Dataset entries:
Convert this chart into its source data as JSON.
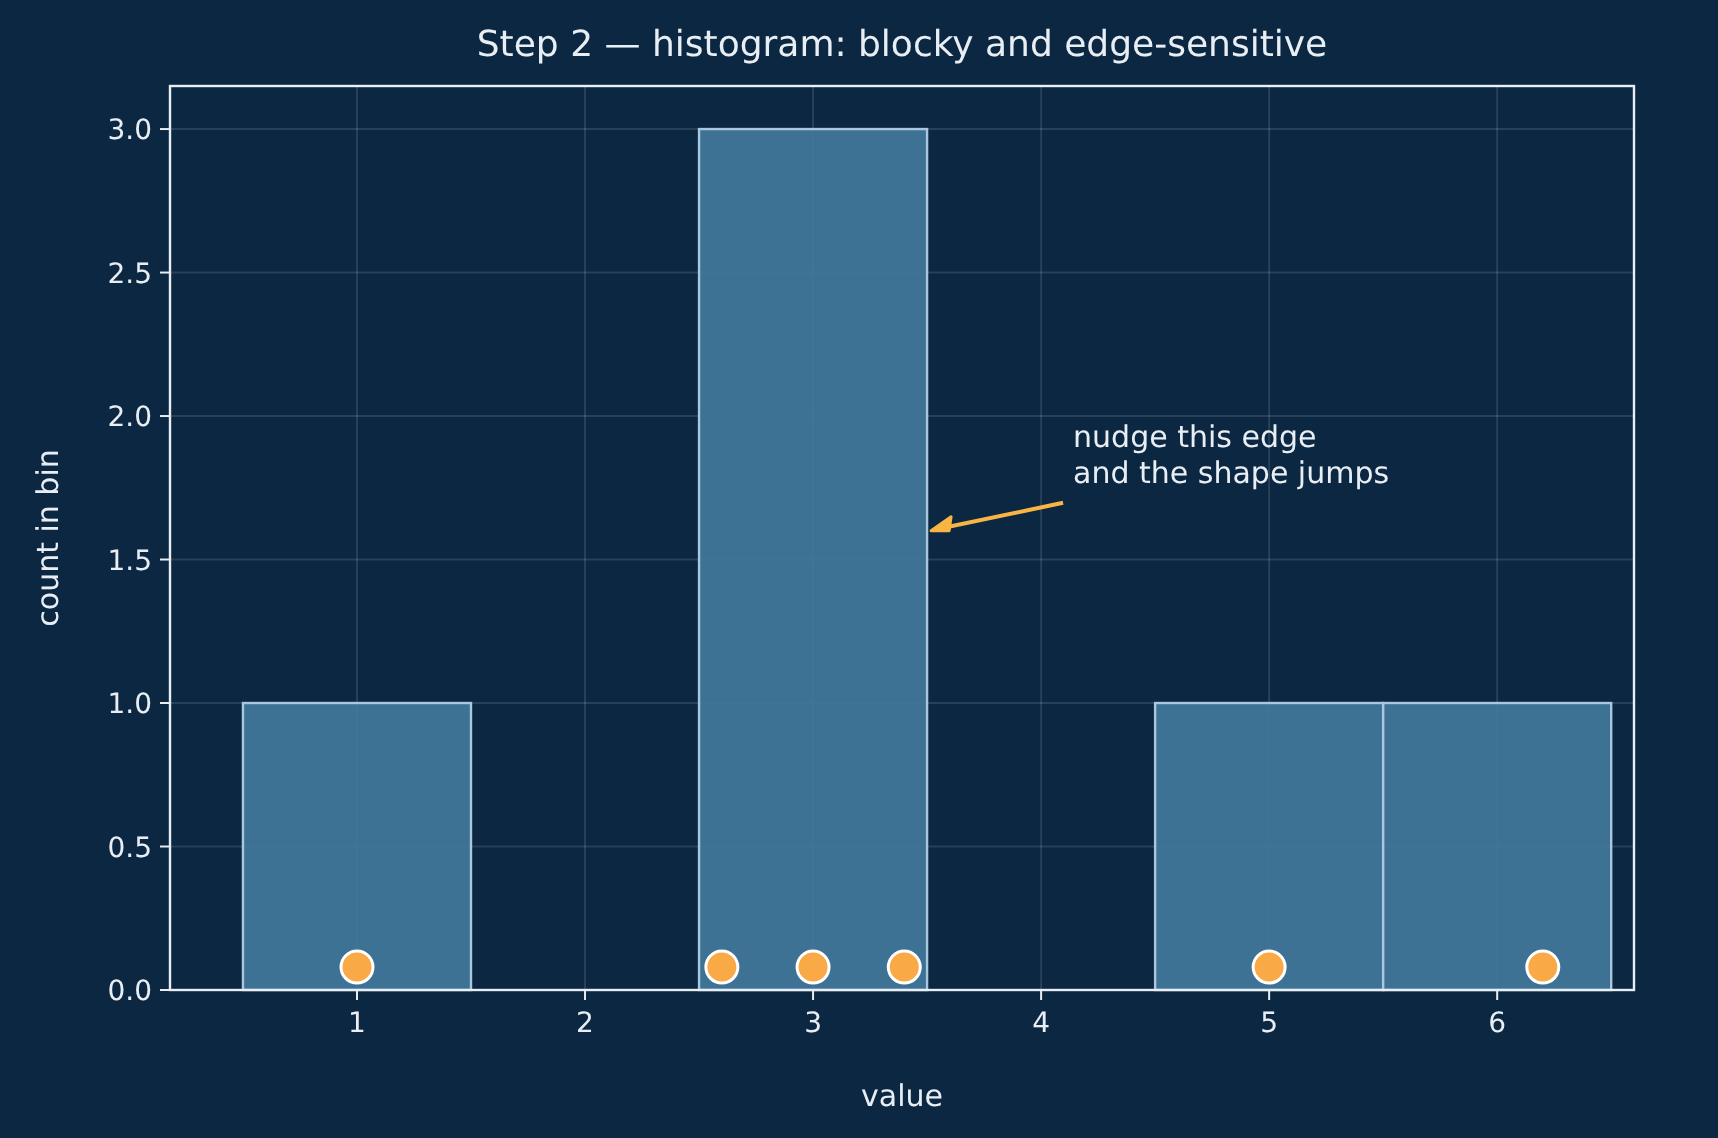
{
  "chart_data": {
    "type": "histogram",
    "title": "Step 2 — histogram: blocky and edge-sensitive",
    "xlabel": "value",
    "ylabel": "count in bin",
    "bins": [
      0.5,
      1.5,
      2.5,
      3.5,
      4.5,
      5.5,
      6.5
    ],
    "values": [
      1,
      0,
      3,
      0,
      1,
      1
    ],
    "color": "#41769a",
    "series": [
      {
        "type": "scatter",
        "color": "#f9a945",
        "x": [
          1,
          2.6,
          3,
          3.4,
          5,
          6.2
        ],
        "values": [
          0.08,
          0.08,
          0.08,
          0.08,
          0.08,
          0.08
        ]
      }
    ],
    "xlim": [
      0.18,
      6.6
    ],
    "xticks": [
      1,
      2,
      3,
      4,
      5,
      6
    ],
    "ylim": [
      0,
      3.15
    ],
    "yticks": [
      {
        "value": 0,
        "label": "0.0"
      },
      {
        "value": 0.5,
        "label": "0.5"
      },
      {
        "value": 1,
        "label": "1.0"
      },
      {
        "value": 1.5,
        "label": "1.5"
      },
      {
        "value": 2,
        "label": "2.0"
      },
      {
        "value": 2.5,
        "label": "2.5"
      },
      {
        "value": 3,
        "label": "3.0"
      }
    ],
    "grid": true,
    "marker": "circle",
    "annotations": [
      {
        "text": "nudge this edge\nand the shape jumps",
        "x": 3.5,
        "y": 1.6
      }
    ]
  }
}
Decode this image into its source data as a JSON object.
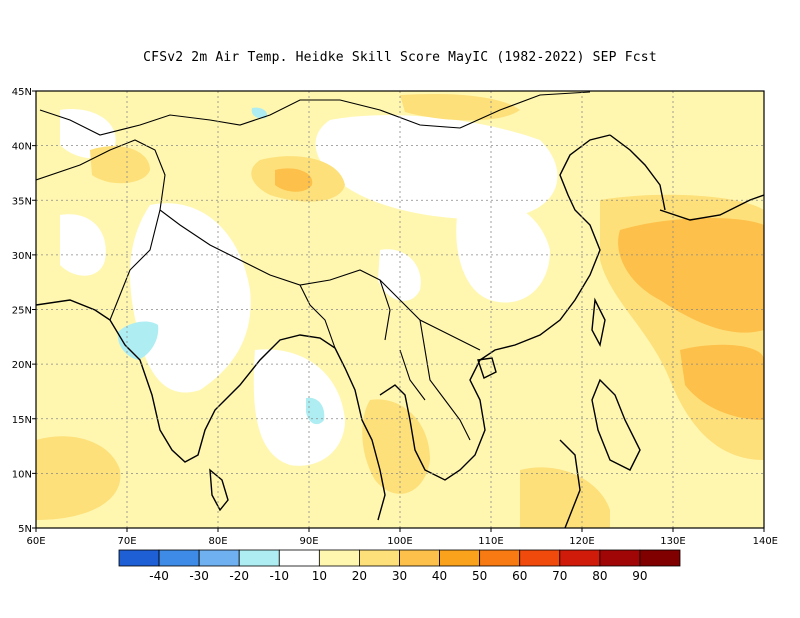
{
  "title": "CFSv2  2m Air Temp. Heidke Skill Score MayIC (1982-2022) SEP Fcst",
  "map": {
    "lon_range": [
      60,
      140
    ],
    "lat_range": [
      5,
      45
    ],
    "x_ticks": [
      "60E",
      "70E",
      "80E",
      "90E",
      "100E",
      "110E",
      "120E",
      "130E",
      "140E"
    ],
    "y_ticks": [
      "5N",
      "10N",
      "15N",
      "20N",
      "25N",
      "30N",
      "35N",
      "40N",
      "45N"
    ],
    "gridlines": "dotted",
    "field_levels": [
      -40,
      -30,
      -20,
      -10,
      10,
      20,
      30,
      40,
      50,
      60,
      70,
      80,
      90
    ]
  },
  "colorbar": {
    "colors": [
      "#1f5fd6",
      "#3d8be6",
      "#6fb0f0",
      "#aeeef2",
      "#ffffff",
      "#fff7b0",
      "#fde07a",
      "#fdc04a",
      "#fba21c",
      "#f77a12",
      "#f04a0c",
      "#d01a0a",
      "#a00606",
      "#800000"
    ],
    "labels": [
      "-40",
      "-30",
      "-20",
      "-10",
      "10",
      "20",
      "30",
      "40",
      "50",
      "60",
      "70",
      "80",
      "90"
    ]
  }
}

### JOB
Restate the data above word for word. Skip every picture.

### OUTPUT
Convert this chart into its source data as JSON.
{
  "chart_data": {
    "type": "histogram",
    "title": "Step 2 — histogram: blocky and edge-sensitive",
    "xlabel": "value",
    "ylabel": "count in bin",
    "bins": [
      0.5,
      1.5,
      2.5,
      3.5,
      4.5,
      5.5,
      6.5
    ],
    "values": [
      1,
      0,
      3,
      0,
      1,
      1
    ],
    "color": "#41769a",
    "series": [
      {
        "type": "scatter",
        "color": "#f9a945",
        "x": [
          1,
          2.6,
          3,
          3.4,
          5,
          6.2
        ],
        "values": [
          0.08,
          0.08,
          0.08,
          0.08,
          0.08,
          0.08
        ]
      }
    ],
    "xlim": [
      0.18,
      6.6
    ],
    "xticks": [
      1,
      2,
      3,
      4,
      5,
      6
    ],
    "ylim": [
      0,
      3.15
    ],
    "yticks": [
      {
        "value": 0,
        "label": "0.0"
      },
      {
        "value": 0.5,
        "label": "0.5"
      },
      {
        "value": 1,
        "label": "1.0"
      },
      {
        "value": 1.5,
        "label": "1.5"
      },
      {
        "value": 2,
        "label": "2.0"
      },
      {
        "value": 2.5,
        "label": "2.5"
      },
      {
        "value": 3,
        "label": "3.0"
      }
    ],
    "grid": true,
    "marker": "circle",
    "annotations": [
      {
        "text": "nudge this edge\nand the shape jumps",
        "x": 3.5,
        "y": 1.6
      }
    ]
  }
}
Decode this image into its source data as a JSON object.
{
  "title": "CFSv2  2m Air Temp. Heidke Skill Score MayIC (1982-2022) SEP Fcst",
  "map": {
    "lon_range": [
      60,
      140
    ],
    "lat_range": [
      5,
      45
    ],
    "x_ticks": [
      "60E",
      "70E",
      "80E",
      "90E",
      "100E",
      "110E",
      "120E",
      "130E",
      "140E"
    ],
    "y_ticks": [
      "5N",
      "10N",
      "15N",
      "20N",
      "25N",
      "30N",
      "35N",
      "40N",
      "45N"
    ],
    "gridlines": "dotted",
    "field_levels": [
      -40,
      -30,
      -20,
      -10,
      10,
      20,
      30,
      40,
      50,
      60,
      70,
      80,
      90
    ]
  },
  "colorbar": {
    "colors": [
      "#1f5fd6",
      "#3d8be6",
      "#6fb0f0",
      "#aeeef2",
      "#ffffff",
      "#fff7b0",
      "#fde07a",
      "#fdc04a",
      "#fba21c",
      "#f77a12",
      "#f04a0c",
      "#d01a0a",
      "#a00606",
      "#800000"
    ],
    "labels": [
      "-40",
      "-30",
      "-20",
      "-10",
      "10",
      "20",
      "30",
      "40",
      "50",
      "60",
      "70",
      "80",
      "90"
    ]
  }
}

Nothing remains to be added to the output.